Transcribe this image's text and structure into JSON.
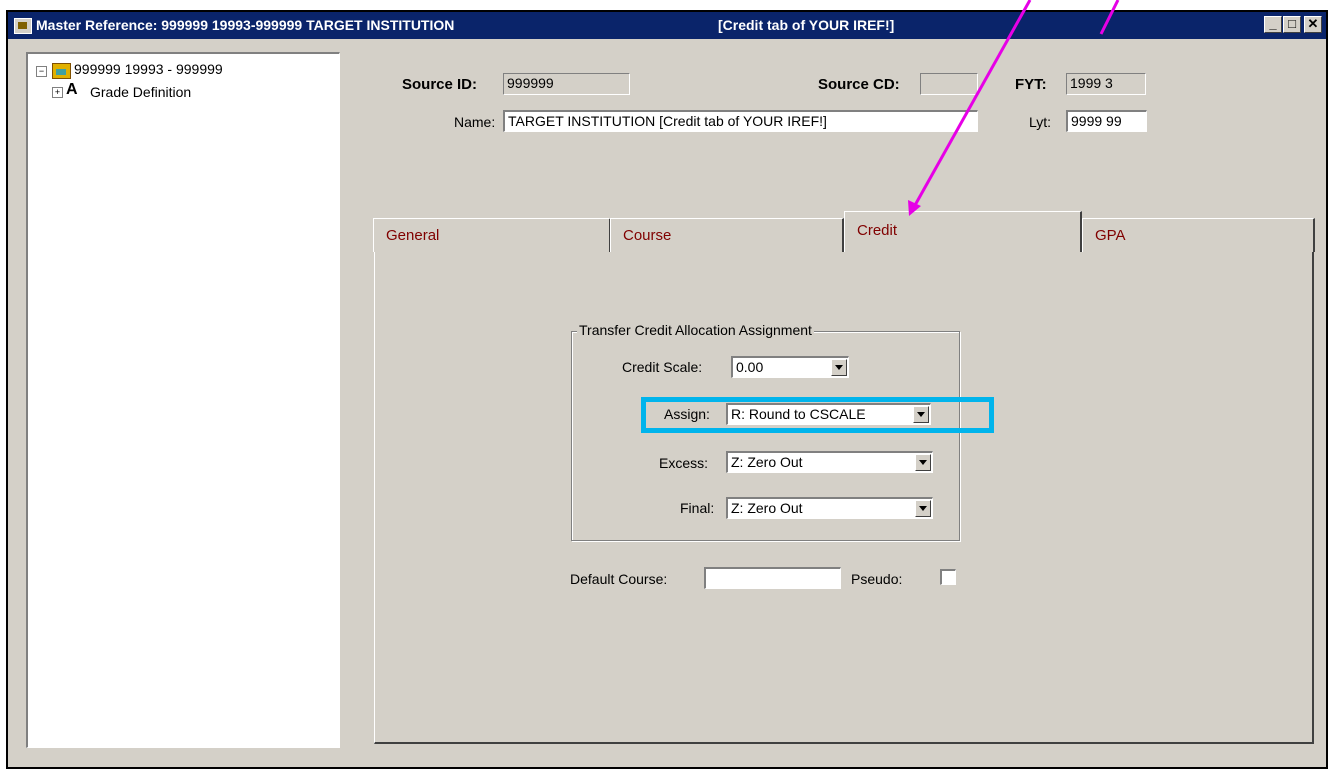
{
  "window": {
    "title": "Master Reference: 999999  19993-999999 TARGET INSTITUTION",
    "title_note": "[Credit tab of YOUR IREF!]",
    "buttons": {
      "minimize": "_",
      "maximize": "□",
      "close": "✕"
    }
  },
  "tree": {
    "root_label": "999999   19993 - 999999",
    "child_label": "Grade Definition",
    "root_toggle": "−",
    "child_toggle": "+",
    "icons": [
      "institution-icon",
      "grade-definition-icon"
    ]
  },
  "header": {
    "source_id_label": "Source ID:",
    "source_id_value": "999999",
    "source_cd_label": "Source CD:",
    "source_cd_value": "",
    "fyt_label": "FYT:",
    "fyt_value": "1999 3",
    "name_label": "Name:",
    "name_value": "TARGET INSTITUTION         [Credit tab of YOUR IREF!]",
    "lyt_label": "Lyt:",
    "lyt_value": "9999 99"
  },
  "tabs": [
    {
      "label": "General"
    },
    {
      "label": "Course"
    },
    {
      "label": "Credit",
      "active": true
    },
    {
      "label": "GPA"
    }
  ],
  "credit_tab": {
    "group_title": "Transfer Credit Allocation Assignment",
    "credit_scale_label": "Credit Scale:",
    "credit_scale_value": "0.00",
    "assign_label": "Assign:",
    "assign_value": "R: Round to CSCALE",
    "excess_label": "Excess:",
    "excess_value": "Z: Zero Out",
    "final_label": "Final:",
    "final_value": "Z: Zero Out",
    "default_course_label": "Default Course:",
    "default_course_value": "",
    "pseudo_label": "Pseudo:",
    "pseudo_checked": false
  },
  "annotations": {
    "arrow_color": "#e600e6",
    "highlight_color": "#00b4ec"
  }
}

----------------

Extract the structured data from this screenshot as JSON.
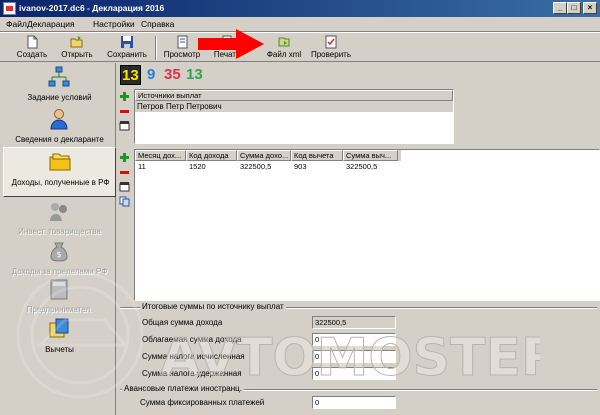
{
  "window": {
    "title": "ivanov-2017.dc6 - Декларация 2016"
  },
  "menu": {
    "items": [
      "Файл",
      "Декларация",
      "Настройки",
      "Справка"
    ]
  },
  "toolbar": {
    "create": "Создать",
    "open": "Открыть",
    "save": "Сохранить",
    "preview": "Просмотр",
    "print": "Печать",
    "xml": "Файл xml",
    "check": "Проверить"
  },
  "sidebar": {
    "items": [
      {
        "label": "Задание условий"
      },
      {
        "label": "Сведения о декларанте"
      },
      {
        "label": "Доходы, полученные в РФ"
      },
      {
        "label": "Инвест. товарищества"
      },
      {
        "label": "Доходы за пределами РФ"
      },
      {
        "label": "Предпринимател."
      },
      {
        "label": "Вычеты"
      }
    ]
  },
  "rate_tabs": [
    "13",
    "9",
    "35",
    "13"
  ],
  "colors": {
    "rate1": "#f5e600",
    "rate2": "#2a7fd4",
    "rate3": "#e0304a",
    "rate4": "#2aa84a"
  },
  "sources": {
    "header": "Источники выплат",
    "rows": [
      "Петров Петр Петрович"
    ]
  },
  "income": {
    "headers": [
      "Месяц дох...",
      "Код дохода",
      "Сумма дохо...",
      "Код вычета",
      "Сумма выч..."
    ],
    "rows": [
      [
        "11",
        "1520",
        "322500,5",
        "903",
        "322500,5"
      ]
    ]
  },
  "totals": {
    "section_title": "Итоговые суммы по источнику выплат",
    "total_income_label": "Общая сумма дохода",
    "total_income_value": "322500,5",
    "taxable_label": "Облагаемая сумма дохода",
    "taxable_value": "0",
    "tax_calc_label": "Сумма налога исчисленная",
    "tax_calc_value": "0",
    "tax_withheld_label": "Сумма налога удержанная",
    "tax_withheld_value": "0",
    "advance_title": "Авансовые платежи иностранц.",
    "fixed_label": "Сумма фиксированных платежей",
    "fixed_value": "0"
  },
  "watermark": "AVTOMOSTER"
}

----------------

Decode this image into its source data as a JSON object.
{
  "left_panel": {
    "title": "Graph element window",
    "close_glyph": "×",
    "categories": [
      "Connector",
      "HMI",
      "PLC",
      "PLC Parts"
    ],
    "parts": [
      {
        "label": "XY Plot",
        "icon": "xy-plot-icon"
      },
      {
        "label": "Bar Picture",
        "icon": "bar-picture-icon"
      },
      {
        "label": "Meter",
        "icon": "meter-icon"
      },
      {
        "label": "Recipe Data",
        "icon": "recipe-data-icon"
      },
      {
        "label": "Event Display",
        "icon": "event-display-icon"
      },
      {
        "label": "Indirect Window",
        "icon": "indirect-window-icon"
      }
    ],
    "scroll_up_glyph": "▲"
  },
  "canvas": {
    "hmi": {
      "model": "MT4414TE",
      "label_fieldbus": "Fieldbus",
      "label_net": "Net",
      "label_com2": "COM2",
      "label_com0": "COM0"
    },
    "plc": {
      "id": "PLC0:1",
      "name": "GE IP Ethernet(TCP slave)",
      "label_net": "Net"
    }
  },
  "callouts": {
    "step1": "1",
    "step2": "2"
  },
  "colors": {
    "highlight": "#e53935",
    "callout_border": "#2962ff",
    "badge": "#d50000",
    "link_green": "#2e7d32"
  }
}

----------------

● EXERCISE OBJECTIVE: Find and count the lines of the data that include the string "JSON", and report that figure by itself.

● EXERCISE ANSWER: 3